PAGE TEXT:
Recent experimental trials in rats have demonstrated that glucocorticoid receptors in the spinal cord are up-regulated after constriction nerve injury, and imply that glucocorticoids can worsen neuropathic pain behavior [2629]. These results imply an important function of neuronal glucocorticoid receptors in the mechanisms of neuropathic pain behaviors in rats and suggest a possible role for glucocorticoid receptor antagonists in the treatment of neuropathic pain. Other studies have found that by inhibiting the release of prostaglandins, and production of proinflammatory cytokines, excitatory amino acids, and growth factors in animal models, glucocorticoids prevented the development of neuropathic pain behavior [9, 10]. Therefore, at present, results on the effect of glucocorticoids after nerve injury are conflicting. Even when adjusting for non-responders by data imputation we found no preventive effect of dexamethasone on persistent pain. When performing multiple- and average imputation we found similar results to those of the responders with higher levels of leg pain in the dexamethasone group. When performing best case- and worst case imputations we found no differences between groups.

Despite significantly higher pain levels in the dexamethasone group we did not find significant differences in ability to work, length of sick leave, disability or self-reported health between groups. However, for both the dexamethasone and placebo groups, pain levels were low in the Spine Unit Questionnaire and EQ-5D, and low to moderate in the Oswestry Index Score for pain.

Elevated blood glucose levels are a potential concern of glucocorticoids, but the hyperglycemic responses measured in current trials are modest at most. Several large reviews have investigated this risk; and so far, there is no solid evidence that a single dose of glucocorticoids is associated with hyperglycemic responses affecting postoperative morbidity [1, 2, 30, 31]. Based on this, we did not measure blood glucose in our study.

WORK INSTRUCTIONS:
(a) Duplicate everything in the dexamethasone passage from "Elevated blood glucose" down to "in our study.".
(b) Translate this sentence from the dexamethasone passage into Spanish: "Therefore, at present, results on the effect of glucocorticoids after nerve injury are conflicting."
The records that come next are separate material, unrelated to the passage about dexamethasone.

DATA SECTION:
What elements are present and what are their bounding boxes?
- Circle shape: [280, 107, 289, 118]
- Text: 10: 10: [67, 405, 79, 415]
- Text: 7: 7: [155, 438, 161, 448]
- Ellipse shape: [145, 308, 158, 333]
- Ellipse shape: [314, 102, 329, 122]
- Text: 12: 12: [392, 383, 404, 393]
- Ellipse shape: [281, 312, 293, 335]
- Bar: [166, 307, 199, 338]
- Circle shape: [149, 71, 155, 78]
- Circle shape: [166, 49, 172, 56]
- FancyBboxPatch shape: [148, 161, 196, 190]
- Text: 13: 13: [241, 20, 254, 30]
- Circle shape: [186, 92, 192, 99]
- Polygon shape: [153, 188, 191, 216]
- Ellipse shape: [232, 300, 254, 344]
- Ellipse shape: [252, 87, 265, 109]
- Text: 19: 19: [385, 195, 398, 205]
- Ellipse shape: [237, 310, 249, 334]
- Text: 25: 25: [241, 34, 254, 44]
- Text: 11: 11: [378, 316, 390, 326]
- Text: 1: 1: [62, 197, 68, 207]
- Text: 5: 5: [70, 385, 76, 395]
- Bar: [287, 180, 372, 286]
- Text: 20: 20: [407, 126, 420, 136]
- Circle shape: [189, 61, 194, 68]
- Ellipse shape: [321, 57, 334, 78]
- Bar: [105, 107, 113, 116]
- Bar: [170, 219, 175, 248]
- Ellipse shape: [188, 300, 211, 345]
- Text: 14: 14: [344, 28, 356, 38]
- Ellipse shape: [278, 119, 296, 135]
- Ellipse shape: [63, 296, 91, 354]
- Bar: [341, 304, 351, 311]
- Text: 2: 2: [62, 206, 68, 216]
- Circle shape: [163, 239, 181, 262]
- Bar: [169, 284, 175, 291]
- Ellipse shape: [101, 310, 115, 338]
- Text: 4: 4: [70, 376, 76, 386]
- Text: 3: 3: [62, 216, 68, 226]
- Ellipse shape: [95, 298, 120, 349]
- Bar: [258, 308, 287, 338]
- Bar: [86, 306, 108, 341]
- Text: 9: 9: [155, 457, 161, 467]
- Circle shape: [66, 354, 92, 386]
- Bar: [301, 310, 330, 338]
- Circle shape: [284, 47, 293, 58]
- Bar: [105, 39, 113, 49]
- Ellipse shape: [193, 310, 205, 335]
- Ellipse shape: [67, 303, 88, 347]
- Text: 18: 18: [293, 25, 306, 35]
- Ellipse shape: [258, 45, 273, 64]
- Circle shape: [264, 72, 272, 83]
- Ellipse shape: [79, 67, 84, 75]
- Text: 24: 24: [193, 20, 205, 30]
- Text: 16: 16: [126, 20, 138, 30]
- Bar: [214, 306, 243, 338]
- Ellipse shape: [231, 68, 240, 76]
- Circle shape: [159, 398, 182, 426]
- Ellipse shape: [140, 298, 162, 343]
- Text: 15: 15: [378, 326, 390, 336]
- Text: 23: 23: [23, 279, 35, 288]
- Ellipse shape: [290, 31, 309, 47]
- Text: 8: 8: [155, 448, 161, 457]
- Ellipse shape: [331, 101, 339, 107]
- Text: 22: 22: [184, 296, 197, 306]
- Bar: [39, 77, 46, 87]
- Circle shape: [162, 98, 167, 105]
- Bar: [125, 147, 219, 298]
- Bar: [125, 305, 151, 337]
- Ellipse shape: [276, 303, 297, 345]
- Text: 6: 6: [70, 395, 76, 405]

RESULTS:
(a)
Elevated blood glucose levels are a potential concern of glucocorticoids, but the hyperglycemic responses measured in current trials are modest at most. Several large reviews have investigated this risk; and so far, there is no solid evidence that a single dose of glucocorticoids is associated with hyperglycemic responses affecting postoperative morbidity [1, 2, 30, 31]. Based on this, we did not measure blood glucose in our study.

(b) Por lo tanto, en la actualidad, los resultados sobre el efecto de los glucocorticoides tras una lesión nerviosa son contradictorios.